Stated exercise 1:
According to the passage on Jacobians in navlie, what method does navlie use by default to compute Lie Jacobians?

Given passage:
:::::
Jacobians in navlie

As you may know, many state estimation algorithm require access to process model and measurement model Jacobians, with respect to the state and sometimes other inputs. For states belonging to Lie groups, algorithms will require Lie Jacobians, which differ from traditional derivatives as they conform to the constraints of the group. The abstraction provided by the \(\oplus\) and \(\ominus\) operators (implemented with State.plus and State.minus respectively) allow for a generic definition of a derivative:

\[\left.\frac{D f(\mathcal{X})}{D \mathcal{X}}\right|_{\bar{\mathcal{X}} }\triangleq \left.\frac{\partial f(\bar{\mathcal{X}} \oplus \delta \mathbf{x}) \ominus f(\bar{\mathcal{X}})}{\partial \delta \mathbf{x}}\right|_{\delta \mathbf{x} = \mathbf{0}},\]

which can be shown to fall back to a traditional derivatives when \(\oplus\) and \(\ominus\) are defined to be regular addition/subtraction. This derivative definition is used universally throughout navlie, and roughly follows what is done in the Micro Lie Theory paper. In that reference, seperate definitions are given for “left” and “right” derivatives, whereas we have aggregated them into a single definition, with left and right derivatives naturally arising from the choice of \(\oplus\) and \(\ominus\) operators.

If you dont want to worry about this, the good news is that navlie computes Lie Jacobians for you by default using finite difference. However, finite difference can have some drawbacks, such as being computationally expensive and less accurate than analytic derivatives. In this notebook, we will show you how to use analytic derivatives in navlie, which offer the maximum accuracy and speed.

Jacobians - Traditional Approach

Recall the traditional approach to the previous example. We had defined the state to be \(\mathbf{x} = [\theta, x, y]^T\) and the process model to be

\[\begin{split}\begin{aligned} \theta_{k+1} &= \theta_k + \omega_k \Delta t \\ x_{k+1} &= x_k + v_k \cos(\theta_k) \Delta t \\ y_{k+1} &= y_k + v_k \sin(\theta_k) \Delta t \end{aligned}\end{split}\]

where \(\omega_k\) is the angular velocity and \(v_k\) is the linear velocity. Since the state is just a regular vector, Lie Jacobians fall back to regular Jacobians, and standard derivative techniques lead to the following expressions for the process model Jacobian with respect to the state

\[\begin{split}\mathbf{F} := \frac{\partial f(\mathbf{x}_k, \mathbf{u}_k)}{\partial \mathbf{x}_k} = \begin{bmatrix} 1 & 0 & 0 \\ -v_k \sin(\theta_k) \Delta t & 1 & 0 \\ v_k \cos(\theta_k) \Delta t & 0 & 1 \end{bmatrix}\end{split}\]

To implement this Jacobian in navlie, all we need to do is override the jacobian() method in our process model, and it will get used automatically by the estimation algorithms. Adding this to our process model from before:

import navlie as nav
import numpy as np

from navlie.lib import VectorInput, VectorState

Q = np.eye(2) * 0.1**2 # Input noise covariance with 0.1 m/s of standard deviation

class WheeledRobot(nav.ProcessModel):
    def __init__(self, input_covariance):
        self.Q = input_covariance

    def evaluate(self, x: VectorState, u: VectorInput, dt: float) -> VectorState:
        x_next = x.copy()
:::::
Stated exercise 2:
In the records, copy out word for word the part that opens with the line containing "question-text: ¿Qué molécula" and closes with the line containing "option-b: b) enlace", keeping both of those lines.
:::::
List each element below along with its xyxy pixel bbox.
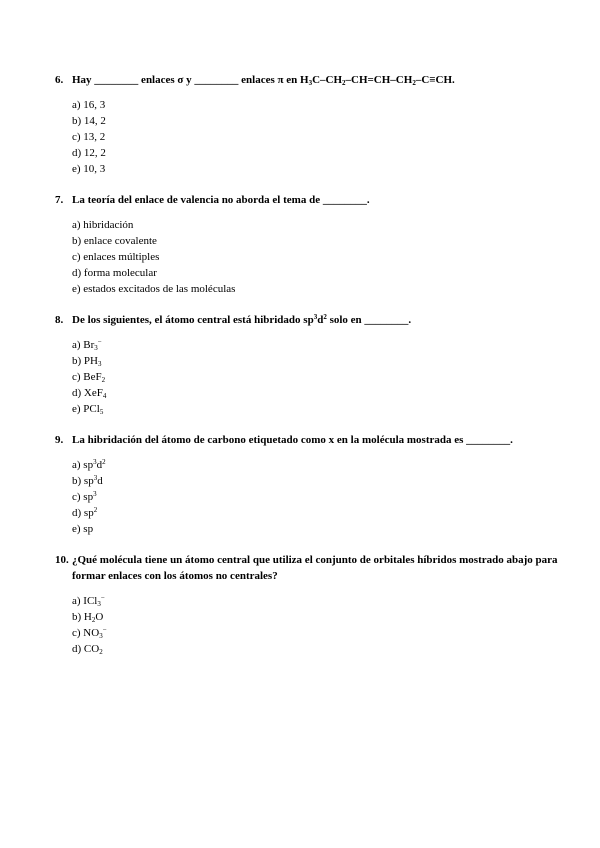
question-text: ¿Qué molécula tiene un átomo central que utiliza el conjunto de orbitales híbridos mostrado abajo para formar enlaces con los átomos no centrales? [72,554,558,582]
option-e: e) PCl$_5$ [72,403,104,416]
option-c: c) BeF$_2$ [72,371,106,384]
option-c: c) enlaces múltiples [72,251,160,263]
option-e: e) sp [72,523,94,535]
option-b: b) 14, 2 [72,115,106,127]
option-b: b) $H_2O$ [72,611,104,624]
option-d: d) $CO_2$ [72,643,103,656]
question-6 [55,72,565,177]
question-number: 10. [55,554,69,566]
options-list [72,457,565,537]
options-list [72,97,565,177]
option-a: a) $sp^3d^2$ [72,458,106,471]
option-a: a) ICl$_3$− [72,594,105,608]
option-b: b) enlace covalente [72,235,157,247]
question-9 [55,432,565,537]
option-e: e) estados excitados de las moléculas [72,283,236,295]
option-d: d) 12, 2 [72,147,106,159]
option-d: d) forma molecular [72,267,157,279]
question-text: Hay ________ enlaces σ y ________ enlaces π en $H_3C-CH_2-CH=CH-CH_2-C\equiv CH$. [72,74,455,87]
question-text: De los siguientes, el átomo central está hibridado $sp^3d^2$ solo en ________. [72,313,412,326]
question-7 [55,192,565,297]
question-number: 7. [55,194,64,206]
question-10 [55,552,565,657]
question-text: La hibridación del átomo de carbono etiquetado como x en la molécula mostrada es ________. [72,434,513,446]
options-list [72,593,565,657]
options-list [72,337,565,417]
option-c: c) 13, 2 [72,131,106,143]
option-b: b) $PH_3$ [72,355,102,368]
question-8 [55,312,565,417]
question-number: 9. [55,434,64,446]
option-d: d) XeF$_4$ [72,387,107,400]
question-text: La teoría del enlace de valencia no aborda el tema de ________. [72,194,370,206]
option-a: a) 16, 3 [72,99,106,111]
options-list [72,217,565,297]
question-number: 6. [55,74,64,86]
question-number: 8. [55,314,64,326]
option-c: c) $sp^3$ [72,490,97,503]
option-e: e) 10, 3 [72,163,106,175]
option-b: b) $sp^3d$ [72,474,103,487]
option-c: c) $NO_3^-$ [72,626,107,640]
option-a: a) hibridación [72,219,134,231]
option-a: a) $Br_3^-$ [72,338,102,352]
option-d: d) $sp^2$ [72,506,98,519]
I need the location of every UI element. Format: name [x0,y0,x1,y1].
:::::
Task answer 1:
Finite difference.

Task answer 2:
question-text: ¿Qué molécula tiene un átomo central que utiliza el conjunto de orbitales híbridos mostrado abajo para formar enlaces con los átomos no centrales? [72,554,558,582]
option-e: e) PCl$_5$ [72,403,104,416]
option-c: c) BeF$_2$ [72,371,106,384]
option-c: c) enlaces múltiples [72,251,160,263]
option-e: e) sp [72,523,94,535]
option-b: b) 14, 2 [72,115,106,127]
option-b: b) $H_2O$ [72,611,104,624]
option-d: d) $CO_2$ [72,643,103,656]
question-6 [55,72,565,177]
question-number: 10. [55,554,69,566]
options-list [72,457,565,537]
options-list [72,97,565,177]
option-a: a) $sp^3d^2$ [72,458,106,471]
option-a: a) ICl$_3$− [72,594,105,608]
option-b: b) enlace covalente [72,235,157,247]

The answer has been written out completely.